Every line containing the word "name" needs to be found and copied.

━━━ Material for this exercise

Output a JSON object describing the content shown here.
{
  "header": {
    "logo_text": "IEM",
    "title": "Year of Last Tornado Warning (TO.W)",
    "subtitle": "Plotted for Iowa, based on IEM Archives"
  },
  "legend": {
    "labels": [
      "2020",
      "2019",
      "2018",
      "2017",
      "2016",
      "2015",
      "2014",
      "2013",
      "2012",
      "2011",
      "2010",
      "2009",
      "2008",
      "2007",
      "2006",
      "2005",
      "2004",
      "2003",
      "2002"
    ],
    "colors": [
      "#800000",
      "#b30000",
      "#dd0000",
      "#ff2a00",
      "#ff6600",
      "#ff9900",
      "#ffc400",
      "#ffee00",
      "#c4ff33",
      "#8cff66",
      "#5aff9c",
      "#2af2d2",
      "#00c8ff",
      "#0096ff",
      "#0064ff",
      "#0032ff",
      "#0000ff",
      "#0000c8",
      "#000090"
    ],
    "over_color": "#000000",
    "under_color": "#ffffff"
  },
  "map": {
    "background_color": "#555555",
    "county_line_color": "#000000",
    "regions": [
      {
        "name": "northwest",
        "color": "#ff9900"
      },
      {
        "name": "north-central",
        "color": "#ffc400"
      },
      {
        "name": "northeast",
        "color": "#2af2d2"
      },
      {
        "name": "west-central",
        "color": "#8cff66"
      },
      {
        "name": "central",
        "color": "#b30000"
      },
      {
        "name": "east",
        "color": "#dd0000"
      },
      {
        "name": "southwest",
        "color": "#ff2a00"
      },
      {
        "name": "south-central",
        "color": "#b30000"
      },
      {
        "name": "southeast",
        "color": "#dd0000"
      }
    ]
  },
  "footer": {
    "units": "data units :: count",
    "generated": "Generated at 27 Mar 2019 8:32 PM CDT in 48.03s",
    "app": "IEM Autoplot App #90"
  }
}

━━━━━━

» Answer:
        "name": "northwest",
        "name": "north-central",
        "name": "northeast",
        "name": "west-central",
        "name": "central",
        "name": "east",
        "name": "southwest",
        "name": "south-central",
        "name": "southeast",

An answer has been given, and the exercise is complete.